[begin SUPPLIED DATA]
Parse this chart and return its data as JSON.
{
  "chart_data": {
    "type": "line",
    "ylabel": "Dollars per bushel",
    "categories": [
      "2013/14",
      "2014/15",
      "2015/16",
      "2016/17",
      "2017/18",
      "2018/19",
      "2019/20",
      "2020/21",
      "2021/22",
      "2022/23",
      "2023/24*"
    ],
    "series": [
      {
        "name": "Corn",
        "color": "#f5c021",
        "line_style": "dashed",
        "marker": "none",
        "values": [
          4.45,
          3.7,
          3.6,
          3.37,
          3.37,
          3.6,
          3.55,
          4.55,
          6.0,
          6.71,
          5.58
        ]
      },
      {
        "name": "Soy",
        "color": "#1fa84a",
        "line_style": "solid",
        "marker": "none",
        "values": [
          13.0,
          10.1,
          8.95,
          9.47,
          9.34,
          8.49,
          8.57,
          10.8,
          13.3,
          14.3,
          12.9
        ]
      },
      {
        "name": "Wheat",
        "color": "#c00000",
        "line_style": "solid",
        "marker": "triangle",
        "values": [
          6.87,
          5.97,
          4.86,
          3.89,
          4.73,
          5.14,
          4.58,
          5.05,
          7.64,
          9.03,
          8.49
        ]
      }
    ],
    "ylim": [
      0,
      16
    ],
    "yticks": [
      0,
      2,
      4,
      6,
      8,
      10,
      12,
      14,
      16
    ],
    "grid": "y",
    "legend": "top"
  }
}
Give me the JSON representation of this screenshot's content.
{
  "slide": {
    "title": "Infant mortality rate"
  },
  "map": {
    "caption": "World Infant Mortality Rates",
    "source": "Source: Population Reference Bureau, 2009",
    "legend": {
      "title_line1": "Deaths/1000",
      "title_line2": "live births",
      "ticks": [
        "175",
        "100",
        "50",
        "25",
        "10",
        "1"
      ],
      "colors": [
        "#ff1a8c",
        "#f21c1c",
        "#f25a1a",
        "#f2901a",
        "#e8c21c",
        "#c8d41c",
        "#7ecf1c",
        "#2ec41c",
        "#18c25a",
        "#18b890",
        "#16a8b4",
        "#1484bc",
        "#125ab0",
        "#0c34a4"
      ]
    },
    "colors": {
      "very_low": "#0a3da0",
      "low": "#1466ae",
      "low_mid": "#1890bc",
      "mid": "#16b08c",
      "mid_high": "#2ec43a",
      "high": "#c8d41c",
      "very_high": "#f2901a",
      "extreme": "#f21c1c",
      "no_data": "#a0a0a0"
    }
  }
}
[end SUPPLIED DATA]
• TASK REQUIREMENTS
Print the listing above in its entirety, with every line exact.

• RESULT OF THIS EXERCISE
Parse this chart and return its data as JSON.
{
  "chart_data": {
    "type": "line",
    "ylabel": "Dollars per bushel",
    "categories": [
      "2013/14",
      "2014/15",
      "2015/16",
      "2016/17",
      "2017/18",
      "2018/19",
      "2019/20",
      "2020/21",
      "2021/22",
      "2022/23",
      "2023/24*"
    ],
    "series": [
      {
        "name": "Corn",
        "color": "#f5c021",
        "line_style": "dashed",
        "marker": "none",
        "values": [
          4.45,
          3.7,
          3.6,
          3.37,
          3.37,
          3.6,
          3.55,
          4.55,
          6.0,
          6.71,
          5.58
        ]
      },
      {
        "name": "Soy",
        "color": "#1fa84a",
        "line_style": "solid",
        "marker": "none",
        "values": [
          13.0,
          10.1,
          8.95,
          9.47,
          9.34,
          8.49,
          8.57,
          10.8,
          13.3,
          14.3,
          12.9
        ]
      },
      {
        "name": "Wheat",
        "color": "#c00000",
        "line_style": "solid",
        "marker": "triangle",
        "values": [
          6.87,
          5.97,
          4.86,
          3.89,
          4.73,
          5.14,
          4.58,
          5.05,
          7.64,
          9.03,
          8.49
        ]
      }
    ],
    "ylim": [
      0,
      16
    ],
    "yticks": [
      0,
      2,
      4,
      6,
      8,
      10,
      12,
      14,
      16
    ],
    "grid": "y",
    "legend": "top"
  }
}
Give me the JSON representation of this screenshot's content.
{
  "slide": {
    "title": "Infant mortality rate"
  },
  "map": {
    "caption": "World Infant Mortality Rates",
    "source": "Source: Population Reference Bureau, 2009",
    "legend": {
      "title_line1": "Deaths/1000",
      "title_line2": "live births",
      "ticks": [
        "175",
        "100",
        "50",
        "25",
        "10",
        "1"
      ],
      "colors": [
        "#ff1a8c",
        "#f21c1c",
        "#f25a1a",
        "#f2901a",
        "#e8c21c",
        "#c8d41c",
        "#7ecf1c",
        "#2ec41c",
        "#18c25a",
        "#18b890",
        "#16a8b4",
        "#1484bc",
        "#125ab0",
        "#0c34a4"
      ]
    },
    "colors": {
      "very_low": "#0a3da0",
      "low": "#1466ae",
      "low_mid": "#1890bc",
      "mid": "#16b08c",
      "mid_high": "#2ec43a",
      "high": "#c8d41c",
      "very_high": "#f2901a",
      "extreme": "#f21c1c",
      "no_data": "#a0a0a0"
    }
  }
}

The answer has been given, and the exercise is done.